**EXTRAIT DU DOCUMENT**.
● ● ● ● ● ● ●

O’MEARA, FREDERICK AUGUSTUS, prêtre de l’Église d’Angleterre et traducteur, né le 7 janvier 1814 à Wexford (République d’Irlande), fils de Charles P. O’Meara, maître d’école, et de Sarah Murphy ; en 1840, il épousa Margaret Johnston Dallas, d’Orillia, Haut-Canada, et ils eurent une fille et quatre fils qui tous, y compris Thomas Robert, se firent prêtres ; décédé le 17 décembre 1888 à Port Hope, Ontario.

Frederick Augustus O’Meara entra au Trinity College de Dublin le 23 janvier 1832 et y obtint une licence ès lettres en 1837. Par l’entremise de la Dublin University Association de la Church Missionary Society, il fut amené à se consacrer au travail missionnaire. Ordonné diacre par l’évêque de Londres en 1837, O’Meara quitta l’Angleterre en décembre pour entrer au service de l’Upper Canada Clergy Society. Après son arrivée à Toronto le 29 mars 1838, il travailla d’abord comme missionnaire itinérant dans le district de Home. Le 9 septembre de la même année, l’évêque George Jehoshaphat Mountain* lui conféra le sacerdoce dans l’église St John du canton de Woodhouse, près de Simcoe ; on lui confia la charge de la mission indienne de Sault-Sainte-Marie, où il succéda à William McMurray*.

● ● ● ● ● ● ●

**LIGNES RÉPERTORIÉES**.

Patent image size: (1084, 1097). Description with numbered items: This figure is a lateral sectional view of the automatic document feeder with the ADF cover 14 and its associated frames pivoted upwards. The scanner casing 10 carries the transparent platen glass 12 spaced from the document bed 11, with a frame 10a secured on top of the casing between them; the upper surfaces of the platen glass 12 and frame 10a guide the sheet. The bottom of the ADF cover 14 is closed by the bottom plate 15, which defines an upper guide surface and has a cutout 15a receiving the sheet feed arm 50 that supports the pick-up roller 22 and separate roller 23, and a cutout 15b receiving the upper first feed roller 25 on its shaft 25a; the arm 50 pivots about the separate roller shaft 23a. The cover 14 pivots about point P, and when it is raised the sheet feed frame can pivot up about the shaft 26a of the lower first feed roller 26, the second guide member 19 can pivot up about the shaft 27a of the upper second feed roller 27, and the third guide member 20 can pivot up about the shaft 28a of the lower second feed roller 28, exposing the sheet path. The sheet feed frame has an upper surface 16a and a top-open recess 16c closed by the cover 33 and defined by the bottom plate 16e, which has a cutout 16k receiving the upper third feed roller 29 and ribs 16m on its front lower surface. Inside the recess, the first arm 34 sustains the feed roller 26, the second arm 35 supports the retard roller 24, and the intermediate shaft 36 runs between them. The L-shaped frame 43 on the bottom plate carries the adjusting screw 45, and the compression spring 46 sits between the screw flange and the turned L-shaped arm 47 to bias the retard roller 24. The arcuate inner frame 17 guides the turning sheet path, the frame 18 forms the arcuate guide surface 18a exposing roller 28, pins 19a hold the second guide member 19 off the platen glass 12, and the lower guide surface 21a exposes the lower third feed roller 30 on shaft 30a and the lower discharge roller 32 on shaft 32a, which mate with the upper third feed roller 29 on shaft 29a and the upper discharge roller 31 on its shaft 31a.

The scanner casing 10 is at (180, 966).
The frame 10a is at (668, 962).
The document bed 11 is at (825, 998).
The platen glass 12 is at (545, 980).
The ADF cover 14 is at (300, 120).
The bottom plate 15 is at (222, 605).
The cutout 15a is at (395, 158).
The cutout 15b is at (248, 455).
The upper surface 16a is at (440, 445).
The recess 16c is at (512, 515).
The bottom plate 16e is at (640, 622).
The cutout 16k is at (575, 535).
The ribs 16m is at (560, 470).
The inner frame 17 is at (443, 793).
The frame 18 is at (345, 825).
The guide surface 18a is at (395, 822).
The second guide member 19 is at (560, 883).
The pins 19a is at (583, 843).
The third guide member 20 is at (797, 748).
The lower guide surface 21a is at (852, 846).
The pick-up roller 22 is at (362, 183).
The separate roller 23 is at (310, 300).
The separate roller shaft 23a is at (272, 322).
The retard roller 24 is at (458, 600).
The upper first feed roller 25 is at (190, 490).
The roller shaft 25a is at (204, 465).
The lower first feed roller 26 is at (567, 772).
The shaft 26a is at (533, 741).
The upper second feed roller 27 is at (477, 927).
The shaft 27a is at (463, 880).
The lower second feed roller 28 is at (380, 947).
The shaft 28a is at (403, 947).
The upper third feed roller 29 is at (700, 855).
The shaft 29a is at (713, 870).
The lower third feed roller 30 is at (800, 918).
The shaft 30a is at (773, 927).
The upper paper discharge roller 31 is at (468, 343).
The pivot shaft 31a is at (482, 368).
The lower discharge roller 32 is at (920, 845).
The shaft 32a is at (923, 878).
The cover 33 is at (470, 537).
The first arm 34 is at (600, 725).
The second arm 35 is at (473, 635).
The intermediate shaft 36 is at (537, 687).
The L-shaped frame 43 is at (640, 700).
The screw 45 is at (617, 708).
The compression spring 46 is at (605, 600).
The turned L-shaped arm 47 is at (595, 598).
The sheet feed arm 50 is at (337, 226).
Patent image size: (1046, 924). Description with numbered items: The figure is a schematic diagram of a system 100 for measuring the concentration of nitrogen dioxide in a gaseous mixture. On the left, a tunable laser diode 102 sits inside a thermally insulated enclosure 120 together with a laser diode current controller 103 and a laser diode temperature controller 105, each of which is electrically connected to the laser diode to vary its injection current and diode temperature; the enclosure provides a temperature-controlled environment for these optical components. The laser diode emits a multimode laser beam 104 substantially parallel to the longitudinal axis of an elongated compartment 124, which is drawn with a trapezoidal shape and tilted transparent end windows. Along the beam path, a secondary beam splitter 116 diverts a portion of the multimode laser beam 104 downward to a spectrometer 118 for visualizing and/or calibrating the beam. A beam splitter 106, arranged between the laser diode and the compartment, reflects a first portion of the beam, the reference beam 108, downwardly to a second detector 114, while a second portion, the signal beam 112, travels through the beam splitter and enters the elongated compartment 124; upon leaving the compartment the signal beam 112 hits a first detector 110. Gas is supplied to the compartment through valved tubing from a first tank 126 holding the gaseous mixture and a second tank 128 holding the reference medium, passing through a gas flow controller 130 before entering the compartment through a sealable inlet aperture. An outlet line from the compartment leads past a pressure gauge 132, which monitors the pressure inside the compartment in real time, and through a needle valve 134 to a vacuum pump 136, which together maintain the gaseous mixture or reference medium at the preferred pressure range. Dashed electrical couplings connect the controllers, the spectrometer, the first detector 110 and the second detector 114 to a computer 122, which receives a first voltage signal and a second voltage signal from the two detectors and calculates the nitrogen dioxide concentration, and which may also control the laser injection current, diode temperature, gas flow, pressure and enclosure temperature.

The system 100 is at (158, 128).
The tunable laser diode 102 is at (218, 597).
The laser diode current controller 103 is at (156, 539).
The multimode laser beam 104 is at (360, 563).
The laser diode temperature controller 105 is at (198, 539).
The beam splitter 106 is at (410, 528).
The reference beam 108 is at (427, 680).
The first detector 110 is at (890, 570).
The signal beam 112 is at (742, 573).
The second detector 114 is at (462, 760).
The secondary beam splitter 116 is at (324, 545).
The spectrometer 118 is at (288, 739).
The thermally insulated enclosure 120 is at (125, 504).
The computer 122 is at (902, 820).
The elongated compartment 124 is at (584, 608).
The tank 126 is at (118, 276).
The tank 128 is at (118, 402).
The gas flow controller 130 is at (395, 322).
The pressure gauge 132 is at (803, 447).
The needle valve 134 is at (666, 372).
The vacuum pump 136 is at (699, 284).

● ● ● ● ● ● ●

**CONSIGNE ÉCRITE**.
Renvoyez sans modification le passage de la notice sur Frederick Augustus O’Meara qui commence par « O’MEARA, FREDERICK AUGUSTUS, prêtre » et se poursuit jusqu’à « Port Hope, Ontario. ».

**RÉSULTAT FINAL**.
O’MEARA, FREDERICK AUGUSTUS, prêtre de l’Église d’Angleterre et traducteur, né le 7 janvier 1814 à Wexford (République d’Irlande), fils de Charles P. O’Meara, maître d’école, et de Sarah Murphy ; en 1840, il épousa Margaret Johnston Dallas, d’Orillia, Haut-Canada, et ils eurent une fille et quatre fils qui tous, y compris Thomas Robert, se firent prêtres ; décédé le 17 décembre 1888 à Port Hope, Ontario.